### Written task
Take all the material and copy it exactly.

### Supplied data
★ ★ ★ ★

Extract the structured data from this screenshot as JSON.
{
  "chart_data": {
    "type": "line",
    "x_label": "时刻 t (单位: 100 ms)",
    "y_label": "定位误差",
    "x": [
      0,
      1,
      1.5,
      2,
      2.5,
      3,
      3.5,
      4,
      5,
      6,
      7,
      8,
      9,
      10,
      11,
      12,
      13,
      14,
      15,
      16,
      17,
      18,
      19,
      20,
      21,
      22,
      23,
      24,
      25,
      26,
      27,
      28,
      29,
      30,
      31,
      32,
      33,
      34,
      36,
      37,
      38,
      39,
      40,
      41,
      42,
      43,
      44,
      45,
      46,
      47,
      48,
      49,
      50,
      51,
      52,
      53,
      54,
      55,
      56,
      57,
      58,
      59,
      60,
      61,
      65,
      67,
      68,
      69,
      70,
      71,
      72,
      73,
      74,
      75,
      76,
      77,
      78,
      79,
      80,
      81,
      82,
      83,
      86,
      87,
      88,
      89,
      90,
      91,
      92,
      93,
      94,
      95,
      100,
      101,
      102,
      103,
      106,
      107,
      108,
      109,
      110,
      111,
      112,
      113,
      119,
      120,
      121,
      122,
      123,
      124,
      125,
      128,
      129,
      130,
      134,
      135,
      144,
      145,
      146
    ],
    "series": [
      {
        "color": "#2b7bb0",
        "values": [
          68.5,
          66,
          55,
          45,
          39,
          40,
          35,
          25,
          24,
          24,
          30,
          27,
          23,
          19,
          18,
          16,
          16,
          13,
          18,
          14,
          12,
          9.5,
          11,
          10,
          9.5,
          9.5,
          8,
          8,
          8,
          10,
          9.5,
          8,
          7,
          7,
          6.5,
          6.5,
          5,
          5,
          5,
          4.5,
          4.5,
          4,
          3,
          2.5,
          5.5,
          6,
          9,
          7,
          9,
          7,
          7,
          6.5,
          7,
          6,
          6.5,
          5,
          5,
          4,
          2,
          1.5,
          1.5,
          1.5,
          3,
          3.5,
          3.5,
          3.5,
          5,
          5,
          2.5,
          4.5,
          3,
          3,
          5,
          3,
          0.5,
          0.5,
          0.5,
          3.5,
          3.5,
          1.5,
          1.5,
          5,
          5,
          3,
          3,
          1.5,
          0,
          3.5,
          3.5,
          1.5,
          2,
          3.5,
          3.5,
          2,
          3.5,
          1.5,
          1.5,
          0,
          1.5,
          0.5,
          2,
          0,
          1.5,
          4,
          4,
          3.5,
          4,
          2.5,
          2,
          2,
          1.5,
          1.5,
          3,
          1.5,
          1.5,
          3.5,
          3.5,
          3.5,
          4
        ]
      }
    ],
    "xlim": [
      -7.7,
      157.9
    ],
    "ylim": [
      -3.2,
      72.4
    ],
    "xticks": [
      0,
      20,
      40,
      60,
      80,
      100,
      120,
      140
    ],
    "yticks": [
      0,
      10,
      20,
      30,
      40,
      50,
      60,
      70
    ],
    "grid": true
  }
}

★ ★ ★ ★

### Worked answer
Extract the structured data from this screenshot as JSON.
{
  "chart_data": {
    "type": "line",
    "x_label": "时刻 t (单位: 100 ms)",
    "y_label": "定位误差",
    "x": [
      0,
      1,
      1.5,
      2,
      2.5,
      3,
      3.5,
      4,
      5,
      6,
      7,
      8,
      9,
      10,
      11,
      12,
      13,
      14,
      15,
      16,
      17,
      18,
      19,
      20,
      21,
      22,
      23,
      24,
      25,
      26,
      27,
      28,
      29,
      30,
      31,
      32,
      33,
      34,
      36,
      37,
      38,
      39,
      40,
      41,
      42,
      43,
      44,
      45,
      46,
      47,
      48,
      49,
      50,
      51,
      52,
      53,
      54,
      55,
      56,
      57,
      58,
      59,
      60,
      61,
      65,
      67,
      68,
      69,
      70,
      71,
      72,
      73,
      74,
      75,
      76,
      77,
      78,
      79,
      80,
      81,
      82,
      83,
      86,
      87,
      88,
      89,
      90,
      91,
      92,
      93,
      94,
      95,
      100,
      101,
      102,
      103,
      106,
      107,
      108,
      109,
      110,
      111,
      112,
      113,
      119,
      120,
      121,
      122,
      123,
      124,
      125,
      128,
      129,
      130,
      134,
      135,
      144,
      145,
      146
    ],
    "series": [
      {
        "color": "#2b7bb0",
        "values": [
          68.5,
          66,
          55,
          45,
          39,
          40,
          35,
          25,
          24,
          24,
          30,
          27,
          23,
          19,
          18,
          16,
          16,
          13,
          18,
          14,
          12,
          9.5,
          11,
          10,
          9.5,
          9.5,
          8,
          8,
          8,
          10,
          9.5,
          8,
          7,
          7,
          6.5,
          6.5,
          5,
          5,
          5,
          4.5,
          4.5,
          4,
          3,
          2.5,
          5.5,
          6,
          9,
          7,
          9,
          7,
          7,
          6.5,
          7,
          6,
          6.5,
          5,
          5,
          4,
          2,
          1.5,
          1.5,
          1.5,
          3,
          3.5,
          3.5,
          3.5,
          5,
          5,
          2.5,
          4.5,
          3,
          3,
          5,
          3,
          0.5,
          0.5,
          0.5,
          3.5,
          3.5,
          1.5,
          1.5,
          5,
          5,
          3,
          3,
          1.5,
          0,
          3.5,
          3.5,
          1.5,
          2,
          3.5,
          3.5,
          2,
          3.5,
          1.5,
          1.5,
          0,
          1.5,
          0.5,
          2,
          0,
          1.5,
          4,
          4,
          3.5,
          4,
          2.5,
          2,
          2,
          1.5,
          1.5,
          3,
          1.5,
          1.5,
          3.5,
          3.5,
          3.5,
          4
        ]
      }
    ],
    "xlim": [
      -7.7,
      157.9
    ],
    "ylim": [
      -3.2,
      72.4
    ],
    "xticks": [
      0,
      20,
      40,
      60,
      80,
      100,
      120,
      140
    ],
    "yticks": [
      0,
      10,
      20,
      30,
      40,
      50,
      60,
      70
    ],
    "grid": true
  }
}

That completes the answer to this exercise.